* **SHORT TASK**:
Repeat the listing below in full, exactly as it stands.
◆ ◆ ◆ ◆
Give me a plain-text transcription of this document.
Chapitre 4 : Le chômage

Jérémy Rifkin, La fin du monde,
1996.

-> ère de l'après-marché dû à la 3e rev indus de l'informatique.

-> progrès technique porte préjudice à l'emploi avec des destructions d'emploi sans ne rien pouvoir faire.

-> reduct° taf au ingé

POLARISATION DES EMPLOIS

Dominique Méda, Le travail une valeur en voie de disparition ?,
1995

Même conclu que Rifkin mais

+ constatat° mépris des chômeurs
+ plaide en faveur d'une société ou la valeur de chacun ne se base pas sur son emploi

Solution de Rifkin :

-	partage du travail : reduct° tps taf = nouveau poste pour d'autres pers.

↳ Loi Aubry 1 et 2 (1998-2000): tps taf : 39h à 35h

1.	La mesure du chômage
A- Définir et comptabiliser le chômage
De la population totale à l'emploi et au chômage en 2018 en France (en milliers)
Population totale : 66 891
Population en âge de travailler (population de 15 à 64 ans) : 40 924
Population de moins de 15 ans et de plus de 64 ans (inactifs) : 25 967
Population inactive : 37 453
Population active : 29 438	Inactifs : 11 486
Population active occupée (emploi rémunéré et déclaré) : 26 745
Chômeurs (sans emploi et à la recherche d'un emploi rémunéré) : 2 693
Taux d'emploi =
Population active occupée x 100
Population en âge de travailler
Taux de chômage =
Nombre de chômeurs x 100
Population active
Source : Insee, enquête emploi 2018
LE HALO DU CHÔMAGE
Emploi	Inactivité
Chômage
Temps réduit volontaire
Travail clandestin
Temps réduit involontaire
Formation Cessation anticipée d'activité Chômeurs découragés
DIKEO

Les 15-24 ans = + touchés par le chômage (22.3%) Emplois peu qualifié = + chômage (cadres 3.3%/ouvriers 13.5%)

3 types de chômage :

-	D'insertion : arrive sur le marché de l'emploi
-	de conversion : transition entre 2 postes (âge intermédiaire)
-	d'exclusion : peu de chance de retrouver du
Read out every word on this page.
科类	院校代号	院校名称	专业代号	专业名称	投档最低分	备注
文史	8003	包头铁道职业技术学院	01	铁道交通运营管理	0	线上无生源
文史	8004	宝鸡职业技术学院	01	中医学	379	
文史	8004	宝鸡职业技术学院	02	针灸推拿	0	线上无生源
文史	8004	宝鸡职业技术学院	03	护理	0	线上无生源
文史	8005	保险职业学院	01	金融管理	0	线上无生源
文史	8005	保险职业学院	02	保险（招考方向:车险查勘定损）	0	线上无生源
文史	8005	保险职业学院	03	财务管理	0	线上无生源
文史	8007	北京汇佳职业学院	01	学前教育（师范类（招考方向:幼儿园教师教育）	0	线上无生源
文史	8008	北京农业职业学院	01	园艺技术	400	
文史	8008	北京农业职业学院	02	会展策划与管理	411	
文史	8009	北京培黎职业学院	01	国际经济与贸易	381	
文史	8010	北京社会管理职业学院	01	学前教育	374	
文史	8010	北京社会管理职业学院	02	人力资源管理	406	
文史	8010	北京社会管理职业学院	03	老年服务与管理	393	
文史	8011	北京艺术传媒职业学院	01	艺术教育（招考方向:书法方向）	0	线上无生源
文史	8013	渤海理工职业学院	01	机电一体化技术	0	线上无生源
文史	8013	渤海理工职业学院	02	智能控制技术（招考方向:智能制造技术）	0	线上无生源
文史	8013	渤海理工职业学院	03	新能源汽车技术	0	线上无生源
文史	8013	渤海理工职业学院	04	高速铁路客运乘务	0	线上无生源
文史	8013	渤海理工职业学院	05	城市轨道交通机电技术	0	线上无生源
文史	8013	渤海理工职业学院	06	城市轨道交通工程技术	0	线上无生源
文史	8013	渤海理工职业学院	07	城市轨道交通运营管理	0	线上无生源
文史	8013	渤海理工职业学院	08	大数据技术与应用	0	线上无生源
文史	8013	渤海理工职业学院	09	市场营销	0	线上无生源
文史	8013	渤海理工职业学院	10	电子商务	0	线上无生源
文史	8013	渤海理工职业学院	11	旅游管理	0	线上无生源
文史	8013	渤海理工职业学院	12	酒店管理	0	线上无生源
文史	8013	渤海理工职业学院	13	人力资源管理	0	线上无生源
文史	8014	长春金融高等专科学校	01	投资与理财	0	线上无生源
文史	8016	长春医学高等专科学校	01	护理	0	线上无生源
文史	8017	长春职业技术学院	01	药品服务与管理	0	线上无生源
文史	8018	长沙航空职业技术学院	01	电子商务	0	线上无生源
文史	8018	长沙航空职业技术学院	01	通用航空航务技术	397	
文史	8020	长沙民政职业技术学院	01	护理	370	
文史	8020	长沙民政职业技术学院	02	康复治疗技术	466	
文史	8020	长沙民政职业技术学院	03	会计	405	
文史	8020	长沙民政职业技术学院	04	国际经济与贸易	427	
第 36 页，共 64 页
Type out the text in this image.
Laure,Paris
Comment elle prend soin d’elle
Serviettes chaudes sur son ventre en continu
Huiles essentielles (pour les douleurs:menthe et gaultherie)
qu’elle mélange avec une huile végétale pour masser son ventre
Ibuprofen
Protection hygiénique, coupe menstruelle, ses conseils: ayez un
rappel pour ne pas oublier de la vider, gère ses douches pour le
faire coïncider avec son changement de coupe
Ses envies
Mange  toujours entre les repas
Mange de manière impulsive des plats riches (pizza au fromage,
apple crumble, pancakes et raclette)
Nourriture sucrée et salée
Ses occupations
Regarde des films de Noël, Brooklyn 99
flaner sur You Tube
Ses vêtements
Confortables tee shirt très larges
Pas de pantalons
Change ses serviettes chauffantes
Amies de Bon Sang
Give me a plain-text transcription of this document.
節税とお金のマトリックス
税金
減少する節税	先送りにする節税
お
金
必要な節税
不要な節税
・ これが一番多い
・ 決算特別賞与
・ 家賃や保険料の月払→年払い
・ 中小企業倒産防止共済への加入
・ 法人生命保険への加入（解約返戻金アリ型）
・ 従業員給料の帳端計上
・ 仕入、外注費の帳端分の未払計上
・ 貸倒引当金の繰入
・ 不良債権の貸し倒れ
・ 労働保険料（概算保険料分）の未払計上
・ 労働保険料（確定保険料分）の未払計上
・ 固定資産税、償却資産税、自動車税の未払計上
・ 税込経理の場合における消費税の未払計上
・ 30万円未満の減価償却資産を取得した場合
◆ ◆ ◆ ◆
* **ANSWER FOR THE TASK**:
Give me a plain-text transcription of this document.
Chapitre 4 : Le chômage

Jérémy Rifkin, La fin du monde,
1996.

-> ère de l'après-marché dû à la 3e rev indus de l'informatique.

-> progrès technique porte préjudice à l'emploi avec des destructions d'emploi sans ne rien pouvoir faire.

-> reduct° taf au ingé

POLARISATION DES EMPLOIS

Dominique Méda, Le travail une valeur en voie de disparition ?,
1995

Même conclu que Rifkin mais

+ constatat° mépris des chômeurs
+ plaide en faveur d'une société ou la valeur de chacun ne se base pas sur son emploi

Solution de Rifkin :

-	partage du travail : reduct° tps taf = nouveau poste pour d'autres pers.

↳ Loi Aubry 1 et 2 (1998-2000): tps taf : 39h à 35h

1.	La mesure du chômage
A- Définir et comptabiliser le chômage
De la population totale à l'emploi et au chômage en 2018 en France (en milliers)
Population totale : 66 891
Population en âge de travailler (population de 15 à 64 ans) : 40 924
Population de moins de 15 ans et de plus de 64 ans (inactifs) : 25 967
Population inactive : 37 453
Population active : 29 438	Inactifs : 11 486
Population active occupée (emploi rémunéré et déclaré) : 26 745
Chômeurs (sans emploi et à la recherche d'un emploi rémunéré) : 2 693
Taux d'emploi =
Population active occupée x 100
Population en âge de travailler
Taux de chômage =
Nombre de chômeurs x 100
Population active
Source : Insee, enquête emploi 2018
LE HALO DU CHÔMAGE
Emploi	Inactivité
Chômage
Temps réduit volontaire
Travail clandestin
Temps réduit involontaire
Formation Cessation anticipée d'activité Chômeurs découragés
DIKEO

Les 15-24 ans = + touchés par le chômage (22.3%) Emplois peu qualifié = + chômage (cadres 3.3%/ouvriers 13.5%)

3 types de chômage :

-	D'insertion : arrive sur le marché de l'emploi
-	de conversion : transition entre 2 postes (âge intermédiaire)
-	d'exclusion : peu de chance de retrouver du
Read out every word on this page.
科类	院校代号	院校名称	专业代号	专业名称	投档最低分	备注
文史	8003	包头铁道职业技术学院	01	铁道交通运营管理	0	线上无生源
文史	8004	宝鸡职业技术学院	01	中医学	379	
文史	8004	宝鸡职业技术学院	02	针灸推拿	0	线上无生源
文史	8004	宝鸡职业技术学院	03	护理	0	线上无生源
文史	8005	保险职业学院	01	金融管理	0	线上无生源
文史	8005	保险职业学院	02	保险（招考方向:车险查勘定损）	0	线上无生源
文史	8005	保险职业学院	03	财务管理	0	线上无生源
文史	8007	北京汇佳职业学院	01	学前教育（师范类（招考方向:幼儿园教师教育）	0	线上无生源
文史	8008	北京农业职业学院	01	园艺技术	400	
文史	8008	北京农业职业学院	02	会展策划与管理	411	
文史	8009	北京培黎职业学院	01	国际经济与贸易	381	
文史	8010	北京社会管理职业学院	01	学前教育	374	
文史	8010	北京社会管理职业学院	02	人力资源管理	406	
文史	8010	北京社会管理职业学院	03	老年服务与管理	393	
文史	8011	北京艺术传媒职业学院	01	艺术教育（招考方向:书法方向）	0	线上无生源
文史	8013	渤海理工职业学院	01	机电一体化技术	0	线上无生源
文史	8013	渤海理工职业学院	02	智能控制技术（招考方向:智能制造技术）	0	线上无生源
文史	8013	渤海理工职业学院	03	新能源汽车技术	0	线上无生源
文史	8013	渤海理工职业学院	04	高速铁路客运乘务	0	线上无生源
文史	8013	渤海理工职业学院	05	城市轨道交通机电技术	0	线上无生源
文史	8013	渤海理工职业学院	06	城市轨道交通工程技术	0	线上无生源
文史	8013	渤海理工职业学院	07	城市轨道交通运营管理	0	线上无生源
文史	8013	渤海理工职业学院	08	大数据技术与应用	0	线上无生源
文史	8013	渤海理工职业学院	09	市场营销	0	线上无生源
文史	8013	渤海理工职业学院	10	电子商务	0	线上无生源
文史	8013	渤海理工职业学院	11	旅游管理	0	线上无生源
文史	8013	渤海理工职业学院	12	酒店管理	0	线上无生源
文史	8013	渤海理工职业学院	13	人力资源管理	0	线上无生源
文史	8014	长春金融高等专科学校	01	投资与理财	0	线上无生源
文史	8016	长春医学高等专科学校	01	护理	0	线上无生源
文史	8017	长春职业技术学院	01	药品服务与管理	0	线上无生源
文史	8018	长沙航空职业技术学院	01	电子商务	0	线上无生源
文史	8018	长沙航空职业技术学院	01	通用航空航务技术	397	
文史	8020	长沙民政职业技术学院	01	护理	370	
文史	8020	长沙民政职业技术学院	02	康复治疗技术	466	
文史	8020	长沙民政职业技术学院	03	会计	405	
文史	8020	长沙民政职业技术学院	04	国际经济与贸易	427	
第 36 页，共 64 页
Type out the text in this image.
Laure,Paris
Comment elle prend soin d’elle
Serviettes chaudes sur son ventre en continu
Huiles essentielles (pour les douleurs:menthe et gaultherie)
qu’elle mélange avec une huile végétale pour masser son ventre
Ibuprofen
Protection hygiénique, coupe menstruelle, ses conseils: ayez un
rappel pour ne pas oublier de la vider, gère ses douches pour le
faire coïncider avec son changement de coupe
Ses envies
Mange  toujours entre les repas
Mange de manière impulsive des plats riches (pizza au fromage,
apple crumble, pancakes et raclette)
Nourriture sucrée et salée
Ses occupations
Regarde des films de Noël, Brooklyn 99
flaner sur You Tube
Ses vêtements
Confortables tee shirt très larges
Pas de pantalons
Change ses serviettes chauffantes
Amies de Bon Sang
Give me a plain-text transcription of this document.
節税とお金のマトリックス
税金
減少する節税	先送りにする節税
お
金
必要な節税
不要な節税
・ これが一番多い
・ 決算特別賞与
・ 家賃や保険料の月払→年払い
・ 中小企業倒産防止共済への加入
・ 法人生命保険への加入（解約返戻金アリ型）
・ 従業員給料の帳端計上
・ 仕入、外注費の帳端分の未払計上
・ 貸倒引当金の繰入
・ 不良債権の貸し倒れ
・ 労働保険料（概算保険料分）の未払計上
・ 労働保険料（確定保険料分）の未払計上
・ 固定資産税、償却資産税、自動車税の未払計上
・ 税込経理の場合における消費税の未払計上
・ 30万円未満の減価償却資産を取得した場合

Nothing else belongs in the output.